Records that describe figures:
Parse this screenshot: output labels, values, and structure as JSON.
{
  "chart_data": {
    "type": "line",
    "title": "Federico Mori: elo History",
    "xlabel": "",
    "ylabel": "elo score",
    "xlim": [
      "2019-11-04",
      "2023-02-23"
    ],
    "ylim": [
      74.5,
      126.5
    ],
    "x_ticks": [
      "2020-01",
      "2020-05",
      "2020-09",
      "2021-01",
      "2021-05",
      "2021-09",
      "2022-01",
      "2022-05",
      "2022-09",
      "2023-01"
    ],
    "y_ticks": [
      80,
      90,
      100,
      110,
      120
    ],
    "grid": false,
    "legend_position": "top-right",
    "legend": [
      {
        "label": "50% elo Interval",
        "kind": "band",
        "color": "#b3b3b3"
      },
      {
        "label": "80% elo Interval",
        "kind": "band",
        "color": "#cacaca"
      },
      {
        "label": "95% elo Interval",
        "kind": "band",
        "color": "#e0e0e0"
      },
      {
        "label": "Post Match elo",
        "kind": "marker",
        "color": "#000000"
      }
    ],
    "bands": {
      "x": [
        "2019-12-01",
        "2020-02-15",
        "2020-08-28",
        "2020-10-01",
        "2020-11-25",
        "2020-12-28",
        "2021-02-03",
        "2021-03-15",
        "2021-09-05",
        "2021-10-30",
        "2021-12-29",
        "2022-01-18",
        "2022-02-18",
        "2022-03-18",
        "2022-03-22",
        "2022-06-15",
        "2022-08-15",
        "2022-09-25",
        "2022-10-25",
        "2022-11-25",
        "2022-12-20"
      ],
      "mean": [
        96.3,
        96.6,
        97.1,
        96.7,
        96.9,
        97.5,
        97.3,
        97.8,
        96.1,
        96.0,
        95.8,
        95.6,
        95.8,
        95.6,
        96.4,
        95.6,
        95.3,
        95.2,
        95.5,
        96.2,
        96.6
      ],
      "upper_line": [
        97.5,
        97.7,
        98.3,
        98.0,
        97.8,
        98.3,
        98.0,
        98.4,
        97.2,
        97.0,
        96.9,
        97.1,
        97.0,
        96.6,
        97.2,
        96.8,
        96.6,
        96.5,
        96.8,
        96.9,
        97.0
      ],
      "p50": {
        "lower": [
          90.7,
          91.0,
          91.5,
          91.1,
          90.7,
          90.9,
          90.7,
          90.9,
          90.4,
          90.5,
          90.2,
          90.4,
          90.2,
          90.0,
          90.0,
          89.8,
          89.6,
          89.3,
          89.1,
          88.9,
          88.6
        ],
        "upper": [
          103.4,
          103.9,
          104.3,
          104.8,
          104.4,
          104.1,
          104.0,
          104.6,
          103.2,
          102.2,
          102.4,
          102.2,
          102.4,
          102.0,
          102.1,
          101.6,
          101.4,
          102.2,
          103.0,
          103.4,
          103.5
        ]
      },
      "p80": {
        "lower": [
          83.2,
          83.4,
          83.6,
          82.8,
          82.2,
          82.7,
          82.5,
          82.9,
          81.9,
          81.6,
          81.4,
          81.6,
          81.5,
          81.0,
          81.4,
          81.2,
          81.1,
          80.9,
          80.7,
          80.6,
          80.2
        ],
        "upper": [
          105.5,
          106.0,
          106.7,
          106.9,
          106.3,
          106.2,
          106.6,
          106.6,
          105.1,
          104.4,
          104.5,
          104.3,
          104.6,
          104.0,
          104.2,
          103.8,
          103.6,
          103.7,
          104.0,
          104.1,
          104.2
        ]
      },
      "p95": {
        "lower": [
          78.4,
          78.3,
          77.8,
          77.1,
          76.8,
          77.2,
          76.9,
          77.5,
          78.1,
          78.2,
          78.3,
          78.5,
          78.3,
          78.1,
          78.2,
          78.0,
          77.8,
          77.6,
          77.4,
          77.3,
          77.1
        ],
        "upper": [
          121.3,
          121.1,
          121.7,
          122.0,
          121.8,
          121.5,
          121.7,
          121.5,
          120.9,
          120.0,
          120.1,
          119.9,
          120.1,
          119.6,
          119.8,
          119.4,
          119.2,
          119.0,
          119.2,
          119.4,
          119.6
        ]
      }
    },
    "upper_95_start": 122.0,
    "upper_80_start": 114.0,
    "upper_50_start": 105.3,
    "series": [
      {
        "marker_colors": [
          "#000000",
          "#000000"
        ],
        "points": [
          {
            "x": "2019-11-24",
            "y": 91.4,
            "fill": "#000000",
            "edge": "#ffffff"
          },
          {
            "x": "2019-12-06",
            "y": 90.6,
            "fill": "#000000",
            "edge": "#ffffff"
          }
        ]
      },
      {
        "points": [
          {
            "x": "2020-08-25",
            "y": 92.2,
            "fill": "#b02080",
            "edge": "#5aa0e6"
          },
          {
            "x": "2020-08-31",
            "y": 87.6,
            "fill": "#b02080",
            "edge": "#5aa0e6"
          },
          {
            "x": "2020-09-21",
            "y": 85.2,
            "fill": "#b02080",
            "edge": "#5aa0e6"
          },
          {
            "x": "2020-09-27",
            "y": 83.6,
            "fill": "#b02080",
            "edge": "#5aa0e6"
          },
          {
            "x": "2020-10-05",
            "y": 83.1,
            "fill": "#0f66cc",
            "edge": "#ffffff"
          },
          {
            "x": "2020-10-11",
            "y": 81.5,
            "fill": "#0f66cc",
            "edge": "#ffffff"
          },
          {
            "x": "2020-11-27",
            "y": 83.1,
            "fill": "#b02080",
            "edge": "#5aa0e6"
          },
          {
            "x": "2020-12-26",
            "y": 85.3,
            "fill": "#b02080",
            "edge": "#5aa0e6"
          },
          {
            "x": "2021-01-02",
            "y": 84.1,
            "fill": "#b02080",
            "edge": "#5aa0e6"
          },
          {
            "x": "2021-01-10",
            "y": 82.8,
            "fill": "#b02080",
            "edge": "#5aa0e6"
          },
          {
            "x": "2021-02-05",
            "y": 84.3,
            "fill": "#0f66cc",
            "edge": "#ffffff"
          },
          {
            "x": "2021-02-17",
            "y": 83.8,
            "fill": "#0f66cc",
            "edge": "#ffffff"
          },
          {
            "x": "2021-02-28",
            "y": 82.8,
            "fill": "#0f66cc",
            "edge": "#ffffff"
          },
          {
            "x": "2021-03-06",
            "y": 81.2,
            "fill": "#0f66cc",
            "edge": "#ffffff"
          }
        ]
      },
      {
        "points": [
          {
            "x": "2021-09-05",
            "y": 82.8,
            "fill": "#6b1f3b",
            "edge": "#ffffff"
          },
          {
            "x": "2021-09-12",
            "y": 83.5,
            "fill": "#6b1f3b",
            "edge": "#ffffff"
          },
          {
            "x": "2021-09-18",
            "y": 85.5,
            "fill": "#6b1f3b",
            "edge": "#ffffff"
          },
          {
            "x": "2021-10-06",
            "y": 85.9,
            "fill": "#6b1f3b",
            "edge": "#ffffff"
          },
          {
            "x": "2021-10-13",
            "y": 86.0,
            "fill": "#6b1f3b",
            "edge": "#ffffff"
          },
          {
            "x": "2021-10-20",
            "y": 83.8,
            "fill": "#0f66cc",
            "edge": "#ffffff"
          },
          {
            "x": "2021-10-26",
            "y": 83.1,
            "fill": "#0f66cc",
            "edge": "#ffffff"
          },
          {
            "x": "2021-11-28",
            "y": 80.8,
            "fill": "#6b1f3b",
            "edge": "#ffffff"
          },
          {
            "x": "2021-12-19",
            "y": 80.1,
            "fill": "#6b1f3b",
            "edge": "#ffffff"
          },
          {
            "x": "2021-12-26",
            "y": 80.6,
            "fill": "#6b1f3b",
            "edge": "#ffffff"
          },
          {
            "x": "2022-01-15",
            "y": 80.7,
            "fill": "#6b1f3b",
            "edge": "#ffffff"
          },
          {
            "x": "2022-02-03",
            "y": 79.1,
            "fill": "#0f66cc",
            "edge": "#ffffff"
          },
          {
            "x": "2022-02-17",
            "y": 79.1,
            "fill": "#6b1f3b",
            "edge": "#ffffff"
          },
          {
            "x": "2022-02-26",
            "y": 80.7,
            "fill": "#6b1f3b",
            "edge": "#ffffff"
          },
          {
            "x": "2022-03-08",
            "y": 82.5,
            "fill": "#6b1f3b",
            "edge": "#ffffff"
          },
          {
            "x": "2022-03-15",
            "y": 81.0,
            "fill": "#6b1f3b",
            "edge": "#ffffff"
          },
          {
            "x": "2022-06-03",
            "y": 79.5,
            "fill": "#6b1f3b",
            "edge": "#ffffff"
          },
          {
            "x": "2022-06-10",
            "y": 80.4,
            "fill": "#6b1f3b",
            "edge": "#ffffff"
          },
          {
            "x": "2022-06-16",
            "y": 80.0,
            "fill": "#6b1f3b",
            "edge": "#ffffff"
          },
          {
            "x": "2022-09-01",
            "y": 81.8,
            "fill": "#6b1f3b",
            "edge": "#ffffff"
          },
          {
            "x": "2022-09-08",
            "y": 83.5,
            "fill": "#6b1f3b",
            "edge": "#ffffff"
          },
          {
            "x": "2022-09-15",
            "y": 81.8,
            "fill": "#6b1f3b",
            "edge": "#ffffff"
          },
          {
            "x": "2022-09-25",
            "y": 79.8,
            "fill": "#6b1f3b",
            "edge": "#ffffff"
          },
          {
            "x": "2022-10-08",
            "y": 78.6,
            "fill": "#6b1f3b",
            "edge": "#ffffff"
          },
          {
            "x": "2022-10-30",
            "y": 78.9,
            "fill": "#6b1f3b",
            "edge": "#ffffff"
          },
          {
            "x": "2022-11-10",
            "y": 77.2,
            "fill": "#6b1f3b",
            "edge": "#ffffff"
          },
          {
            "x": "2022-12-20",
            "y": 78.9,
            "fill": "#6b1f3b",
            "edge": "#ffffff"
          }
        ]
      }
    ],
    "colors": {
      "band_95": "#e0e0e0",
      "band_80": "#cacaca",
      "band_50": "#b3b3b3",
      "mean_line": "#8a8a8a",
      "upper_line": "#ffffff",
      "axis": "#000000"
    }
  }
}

PROBLEM:
Look through the entries and return every line where "Interval" appears.

TASK RESPONSE:
        "label": "50% elo Interval",
        "label": "80% elo Interval",
        "label": "95% elo Interval",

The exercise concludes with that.